• _What needs to be done_:
Search the data below for the word "Popular" and copy each line that holds it.

• _Excerpted records_:
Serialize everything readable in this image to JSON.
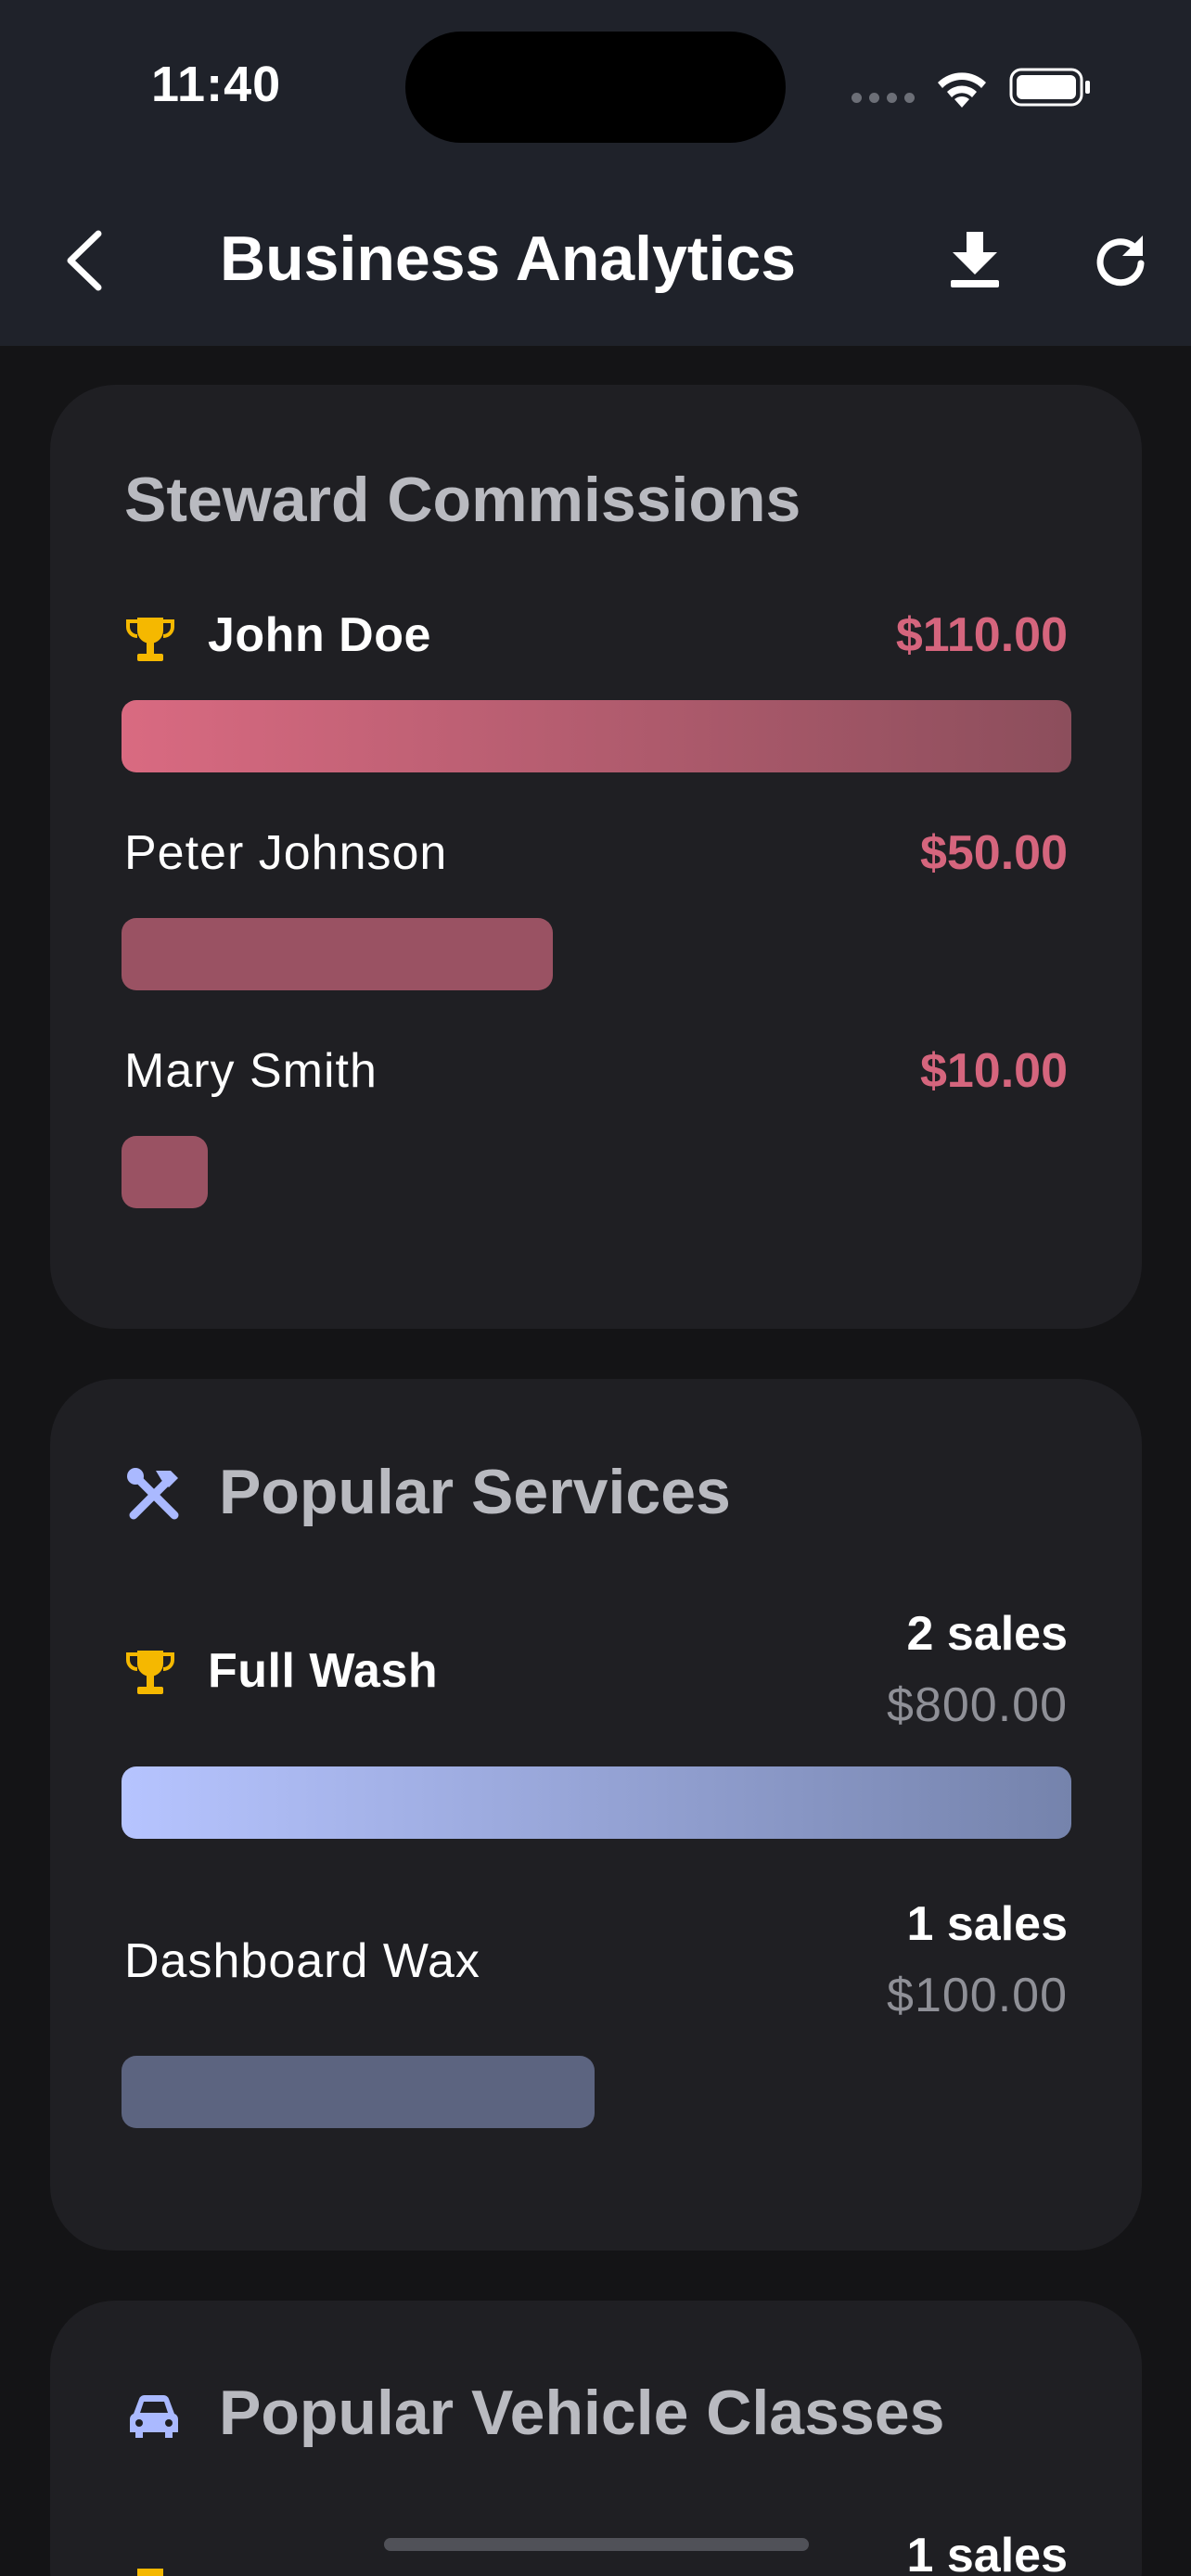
{
  "status_bar": {
    "time": "11:40"
  },
  "header": {
    "title": "Business Analytics",
    "back_icon": "chevron-left-icon",
    "download_icon": "download-icon",
    "refresh_icon": "refresh-icon"
  },
  "commissions": {
    "title": "Steward Commissions",
    "items": [
      {
        "name": "John Doe",
        "amount": "$110.00",
        "value": 110,
        "top": true
      },
      {
        "name": "Peter Johnson",
        "amount": "$50.00",
        "value": 50,
        "top": false
      },
      {
        "name": "Mary Smith",
        "amount": "$10.00",
        "value": 10,
        "top": false
      }
    ]
  },
  "services": {
    "title": "Popular Services",
    "icon": "tools-icon",
    "items": [
      {
        "name": "Full Wash",
        "sales": "2 sales",
        "revenue": "$800.00",
        "count": 2,
        "top": true
      },
      {
        "name": "Dashboard Wax",
        "sales": "1 sales",
        "revenue": "$100.00",
        "count": 1,
        "top": false
      }
    ]
  },
  "vehicle_classes": {
    "title": "Popular Vehicle Classes",
    "icon": "car-icon",
    "items": [
      {
        "sales": "1 sales"
      }
    ]
  },
  "colors": {
    "header_bg": "#1f222a",
    "card_bg": "#1f1f23",
    "commission_amount": "#d5657d",
    "trophy": "#f5b800",
    "service_accent": "#aab9ff"
  }
}
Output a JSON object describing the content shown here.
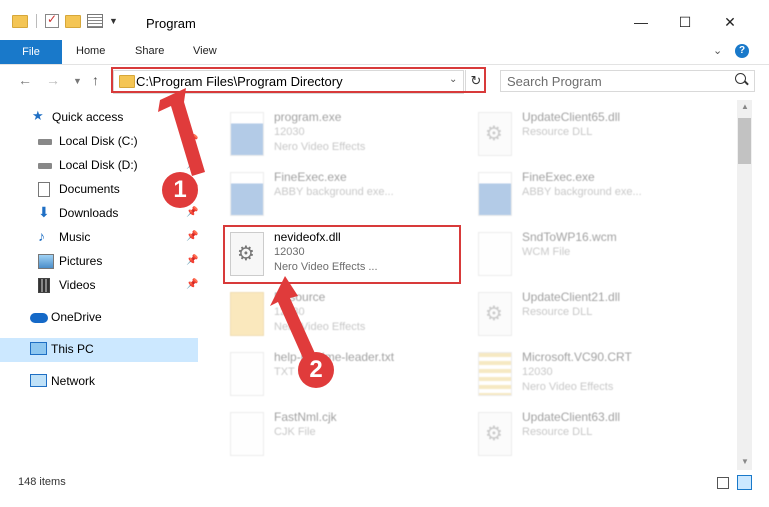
{
  "window": {
    "title": "Program"
  },
  "ribbon": {
    "file": "File",
    "home": "Home",
    "share": "Share",
    "view": "View"
  },
  "address": {
    "path": "C:\\Program Files\\Program Directory"
  },
  "search": {
    "placeholder": "Search Program"
  },
  "sidebar": {
    "items": [
      {
        "label": "Quick access"
      },
      {
        "label": "Local Disk (C:)"
      },
      {
        "label": "Local Disk (D:)"
      },
      {
        "label": "Documents"
      },
      {
        "label": "Downloads"
      },
      {
        "label": "Music"
      },
      {
        "label": "Pictures"
      },
      {
        "label": "Videos"
      },
      {
        "label": "OneDrive"
      },
      {
        "label": "This PC"
      },
      {
        "label": "Network"
      }
    ]
  },
  "files": [
    {
      "name": "program.exe",
      "line1": "12030",
      "line2": "Nero Video Effects"
    },
    {
      "name": "UpdateClient65.dll",
      "line1": "Resource DLL",
      "line2": ""
    },
    {
      "name": "FineExec.exe",
      "line1": "ABBY background exe...",
      "line2": ""
    },
    {
      "name": "FineExec.exe",
      "line1": "ABBY background exe...",
      "line2": ""
    },
    {
      "name": "nevideofx.dll",
      "line1": "12030",
      "line2": "Nero Video Effects ..."
    },
    {
      "name": "SndToWP16.wcm",
      "line1": "WCM File",
      "line2": ""
    },
    {
      "name": "Resource",
      "line1": "12030",
      "line2": "Nero Video Effects"
    },
    {
      "name": "UpdateClient21.dll",
      "line1": "Resource DLL",
      "line2": ""
    },
    {
      "name": "help-readme-leader.txt",
      "line1": "TXT File",
      "line2": ""
    },
    {
      "name": "Microsoft.VC90.CRT",
      "line1": "12030",
      "line2": "Nero Video Effects"
    },
    {
      "name": "FastNml.cjk",
      "line1": "CJK File",
      "line2": ""
    },
    {
      "name": "UpdateClient63.dll",
      "line1": "Resource DLL",
      "line2": ""
    }
  ],
  "status": {
    "count": "148 items"
  },
  "annotations": {
    "step1": "1",
    "step2": "2"
  },
  "colors": {
    "accent": "#1979ca",
    "highlight": "#d83a3a",
    "selection": "#cce8ff"
  }
}
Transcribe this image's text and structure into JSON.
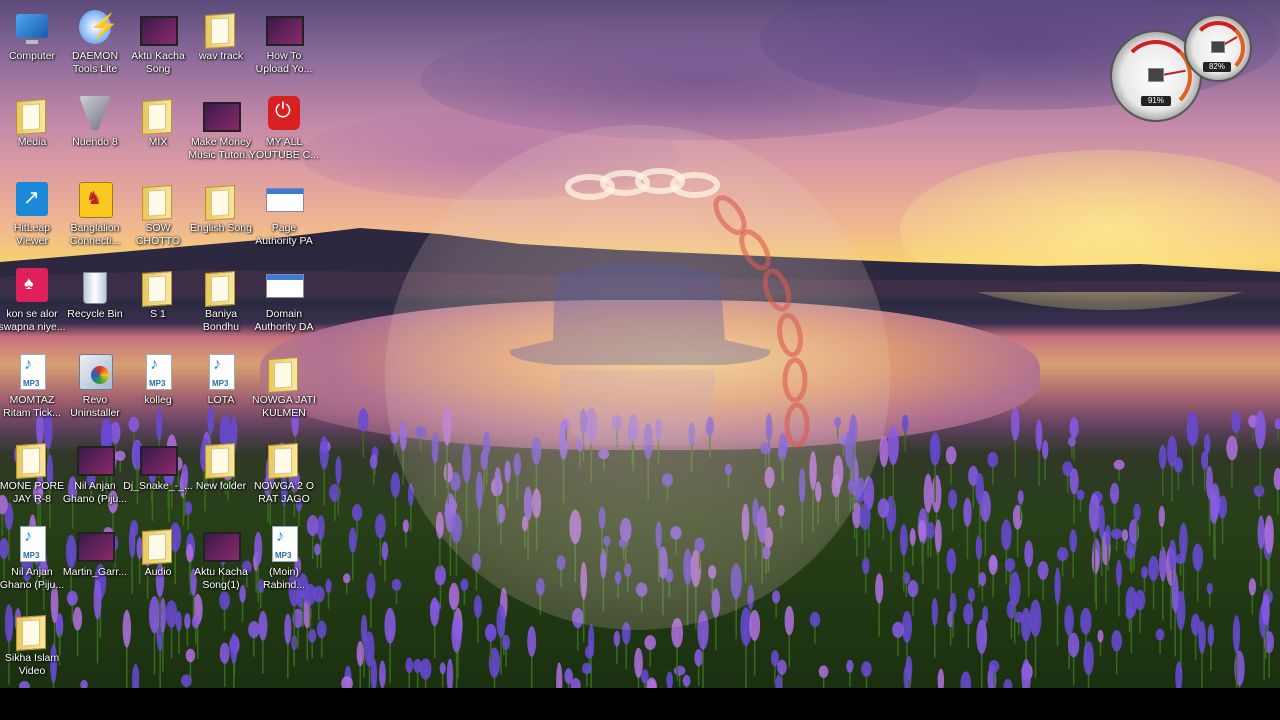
{
  "desktop": {
    "icons": [
      {
        "id": "computer",
        "label": "Computer",
        "icon": "computer-icon"
      },
      {
        "id": "daemon",
        "label": "DAEMON\nTools Lite",
        "icon": "daemon-tools-icon"
      },
      {
        "id": "aktu-kacha-song",
        "label": "Aktu Kacha\nSong",
        "icon": "video-file-icon"
      },
      {
        "id": "wav-track",
        "label": "wav track",
        "icon": "folder-icon"
      },
      {
        "id": "how-to-upload",
        "label": "How To\nUpload Yo...",
        "icon": "video-file-icon"
      },
      {
        "id": "media",
        "label": "Media",
        "icon": "folder-icon"
      },
      {
        "id": "nuendo",
        "label": "Nuendo 8",
        "icon": "nuendo-icon"
      },
      {
        "id": "mix",
        "label": "MIX",
        "icon": "folder-icon"
      },
      {
        "id": "make-money",
        "label": "Make Money\nMusic Tutori...",
        "icon": "video-file-icon"
      },
      {
        "id": "my-all-youtube",
        "label": "MY ALL\nYOUTUBE C...",
        "icon": "power-icon"
      },
      {
        "id": "hitleap",
        "label": "HitLeap\nViewer",
        "icon": "hitleap-icon"
      },
      {
        "id": "banglalion",
        "label": "Banglalion\nConnecti...",
        "icon": "banglalion-icon"
      },
      {
        "id": "sow-chotto",
        "label": "SOW\nCHOTTO",
        "icon": "folder-icon"
      },
      {
        "id": "english-song",
        "label": "English Song",
        "icon": "folder-icon"
      },
      {
        "id": "page-authority",
        "label": "Page\nAuthority PA",
        "icon": "web-document-icon"
      },
      {
        "id": "kon-se-alor",
        "label": "kon se alor\nswapna niye...",
        "icon": "music-app-icon"
      },
      {
        "id": "recycle-bin",
        "label": "Recycle Bin",
        "icon": "recycle-bin-icon"
      },
      {
        "id": "s1",
        "label": "S 1",
        "icon": "folder-icon"
      },
      {
        "id": "baniya-bondhu",
        "label": "Baniya\nBondhu",
        "icon": "folder-icon"
      },
      {
        "id": "domain-authority",
        "label": "Domain\nAuthority DA",
        "icon": "web-document-icon"
      },
      {
        "id": "momtaz",
        "label": "MOMTAZ\nRitam Tick...",
        "icon": "mp3-file-icon"
      },
      {
        "id": "revo",
        "label": "Revo\nUninstaller",
        "icon": "revo-uninstaller-icon"
      },
      {
        "id": "kolleg",
        "label": "kolleg",
        "icon": "mp3-file-icon"
      },
      {
        "id": "lota",
        "label": "LOTA",
        "icon": "mp3-file-icon"
      },
      {
        "id": "nowga-jati",
        "label": "NOWGA JATI\nKULMEN",
        "icon": "folder-icon"
      },
      {
        "id": "mone-pore",
        "label": "MONE PORE\nJAY R-8",
        "icon": "folder-icon"
      },
      {
        "id": "nil-anjan-1",
        "label": "Nil Anjan\nGhano (Piju...",
        "icon": "video-file-icon"
      },
      {
        "id": "dj-snake",
        "label": "Dj_Snake_-_...",
        "icon": "video-file-icon"
      },
      {
        "id": "new-folder",
        "label": "New folder",
        "icon": "folder-icon"
      },
      {
        "id": "nowga-2",
        "label": "NOWGA 2 O\nRAT JAGO",
        "icon": "folder-icon"
      },
      {
        "id": "nil-anjan-2",
        "label": "Nil Anjan\nGhano (Piju...",
        "icon": "mp3-file-icon"
      },
      {
        "id": "martin-garrix",
        "label": "Martin_Garr...",
        "icon": "video-file-icon"
      },
      {
        "id": "audio",
        "label": "Audio",
        "icon": "folder-icon"
      },
      {
        "id": "aktu-kacha-song-1",
        "label": "Aktu Kacha\nSong(1)",
        "icon": "video-file-icon"
      },
      {
        "id": "moin-rabind",
        "label": "(Moin)\nRabind...",
        "icon": "mp3-file-icon"
      },
      {
        "id": "sikha-islam",
        "label": "Sikha Islam\nVideo",
        "icon": "folder-icon"
      }
    ]
  },
  "gadgets": {
    "cpu_meter": {
      "value_label": "91%",
      "icon": "cpu-meter-gadget-icon"
    },
    "memory_meter": {
      "value_label": "82%",
      "icon": "memory-meter-gadget-icon"
    }
  },
  "overlay": {
    "icon": "chain-shield-watermark-icon"
  },
  "colors": {
    "label_text": "#ffffff",
    "taskbar": "#000000",
    "gauge_red": "#d02020"
  }
}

• _Result_:
    "title": "Popular Services",
    "title": "Popular Vehicle Classes",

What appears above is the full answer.